RECORD EXCERPTS |
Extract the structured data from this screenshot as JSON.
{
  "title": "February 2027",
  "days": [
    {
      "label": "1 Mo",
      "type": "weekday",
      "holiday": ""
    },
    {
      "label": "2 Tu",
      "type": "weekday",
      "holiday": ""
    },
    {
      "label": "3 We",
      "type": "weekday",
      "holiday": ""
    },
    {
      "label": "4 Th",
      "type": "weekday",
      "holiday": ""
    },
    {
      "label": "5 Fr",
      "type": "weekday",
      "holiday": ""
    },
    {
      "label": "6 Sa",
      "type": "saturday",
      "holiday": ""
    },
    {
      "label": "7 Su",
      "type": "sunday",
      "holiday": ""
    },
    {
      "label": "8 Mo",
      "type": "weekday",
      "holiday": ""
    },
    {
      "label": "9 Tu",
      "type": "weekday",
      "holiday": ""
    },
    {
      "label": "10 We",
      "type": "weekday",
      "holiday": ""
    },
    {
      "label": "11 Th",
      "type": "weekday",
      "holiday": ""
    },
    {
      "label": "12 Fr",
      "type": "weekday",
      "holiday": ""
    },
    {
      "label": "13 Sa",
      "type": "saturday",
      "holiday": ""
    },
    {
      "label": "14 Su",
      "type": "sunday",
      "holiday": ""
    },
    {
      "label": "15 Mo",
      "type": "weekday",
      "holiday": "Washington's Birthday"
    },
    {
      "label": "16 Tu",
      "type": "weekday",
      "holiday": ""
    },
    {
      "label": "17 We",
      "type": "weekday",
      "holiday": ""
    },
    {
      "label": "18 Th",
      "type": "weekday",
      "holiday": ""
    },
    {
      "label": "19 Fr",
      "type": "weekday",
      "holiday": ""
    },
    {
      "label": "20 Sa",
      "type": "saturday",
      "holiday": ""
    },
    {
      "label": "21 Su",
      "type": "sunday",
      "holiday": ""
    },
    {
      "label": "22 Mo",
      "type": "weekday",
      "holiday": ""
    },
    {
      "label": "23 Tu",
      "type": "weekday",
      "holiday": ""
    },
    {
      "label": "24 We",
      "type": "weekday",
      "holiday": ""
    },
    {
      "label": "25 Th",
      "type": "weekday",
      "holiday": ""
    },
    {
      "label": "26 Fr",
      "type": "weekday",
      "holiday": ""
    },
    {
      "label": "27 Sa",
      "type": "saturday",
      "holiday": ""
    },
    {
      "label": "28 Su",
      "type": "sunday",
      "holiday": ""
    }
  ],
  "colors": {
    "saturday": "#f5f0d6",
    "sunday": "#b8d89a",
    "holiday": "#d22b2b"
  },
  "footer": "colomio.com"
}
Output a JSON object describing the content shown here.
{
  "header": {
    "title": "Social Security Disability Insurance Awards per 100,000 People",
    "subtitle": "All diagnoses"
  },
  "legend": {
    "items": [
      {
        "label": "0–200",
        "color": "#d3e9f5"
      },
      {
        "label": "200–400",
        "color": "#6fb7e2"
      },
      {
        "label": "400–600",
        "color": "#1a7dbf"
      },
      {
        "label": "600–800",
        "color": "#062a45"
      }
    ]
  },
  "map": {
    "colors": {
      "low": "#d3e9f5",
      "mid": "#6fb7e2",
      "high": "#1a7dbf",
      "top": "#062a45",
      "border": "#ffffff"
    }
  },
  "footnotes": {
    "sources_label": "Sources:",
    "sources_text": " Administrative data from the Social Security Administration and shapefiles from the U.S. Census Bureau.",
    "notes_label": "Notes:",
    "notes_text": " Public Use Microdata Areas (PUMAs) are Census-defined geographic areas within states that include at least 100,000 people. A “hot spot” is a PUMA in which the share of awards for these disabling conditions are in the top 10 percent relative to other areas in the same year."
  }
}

WORK REQUIRED | Faithfully copy every entry, leaving nothing out.

RESULT |
Extract the structured data from this screenshot as JSON.
{
  "title": "February 2027",
  "days": [
    {
      "label": "1 Mo",
      "type": "weekday",
      "holiday": ""
    },
    {
      "label": "2 Tu",
      "type": "weekday",
      "holiday": ""
    },
    {
      "label": "3 We",
      "type": "weekday",
      "holiday": ""
    },
    {
      "label": "4 Th",
      "type": "weekday",
      "holiday": ""
    },
    {
      "label": "5 Fr",
      "type": "weekday",
      "holiday": ""
    },
    {
      "label": "6 Sa",
      "type": "saturday",
      "holiday": ""
    },
    {
      "label": "7 Su",
      "type": "sunday",
      "holiday": ""
    },
    {
      "label": "8 Mo",
      "type": "weekday",
      "holiday": ""
    },
    {
      "label": "9 Tu",
      "type": "weekday",
      "holiday": ""
    },
    {
      "label": "10 We",
      "type": "weekday",
      "holiday": ""
    },
    {
      "label": "11 Th",
      "type": "weekday",
      "holiday": ""
    },
    {
      "label": "12 Fr",
      "type": "weekday",
      "holiday": ""
    },
    {
      "label": "13 Sa",
      "type": "saturday",
      "holiday": ""
    },
    {
      "label": "14 Su",
      "type": "sunday",
      "holiday": ""
    },
    {
      "label": "15 Mo",
      "type": "weekday",
      "holiday": "Washington's Birthday"
    },
    {
      "label": "16 Tu",
      "type": "weekday",
      "holiday": ""
    },
    {
      "label": "17 We",
      "type": "weekday",
      "holiday": ""
    },
    {
      "label": "18 Th",
      "type": "weekday",
      "holiday": ""
    },
    {
      "label": "19 Fr",
      "type": "weekday",
      "holiday": ""
    },
    {
      "label": "20 Sa",
      "type": "saturday",
      "holiday": ""
    },
    {
      "label": "21 Su",
      "type": "sunday",
      "holiday": ""
    },
    {
      "label": "22 Mo",
      "type": "weekday",
      "holiday": ""
    },
    {
      "label": "23 Tu",
      "type": "weekday",
      "holiday": ""
    },
    {
      "label": "24 We",
      "type": "weekday",
      "holiday": ""
    },
    {
      "label": "25 Th",
      "type": "weekday",
      "holiday": ""
    },
    {
      "label": "26 Fr",
      "type": "weekday",
      "holiday": ""
    },
    {
      "label": "27 Sa",
      "type": "saturday",
      "holiday": ""
    },
    {
      "label": "28 Su",
      "type": "sunday",
      "holiday": ""
    }
  ],
  "colors": {
    "saturday": "#f5f0d6",
    "sunday": "#b8d89a",
    "holiday": "#d22b2b"
  },
  "footer": "colomio.com"
}
Output a JSON object describing the content shown here.
{
  "header": {
    "title": "Social Security Disability Insurance Awards per 100,000 People",
    "subtitle": "All diagnoses"
  },
  "legend": {
    "items": [
      {
        "label": "0–200",
        "color": "#d3e9f5"
      },
      {
        "label": "200–400",
        "color": "#6fb7e2"
      },
      {
        "label": "400–600",
        "color": "#1a7dbf"
      },
      {
        "label": "600–800",
        "color": "#062a45"
      }
    ]
  },
  "map": {
    "colors": {
      "low": "#d3e9f5",
      "mid": "#6fb7e2",
      "high": "#1a7dbf",
      "top": "#062a45",
      "border": "#ffffff"
    }
  },
  "footnotes": {
    "sources_label": "Sources:",
    "sources_text": " Administrative data from the Social Security Administration and shapefiles from the U.S. Census Bureau.",
    "notes_label": "Notes:",
    "notes_text": " Public Use Microdata Areas (PUMAs) are Census-defined geographic areas within states that include at least 100,000 people. A “hot spot” is a PUMA in which the share of awards for these disabling conditions are in the top 10 percent relative to other areas in the same year."
  }
}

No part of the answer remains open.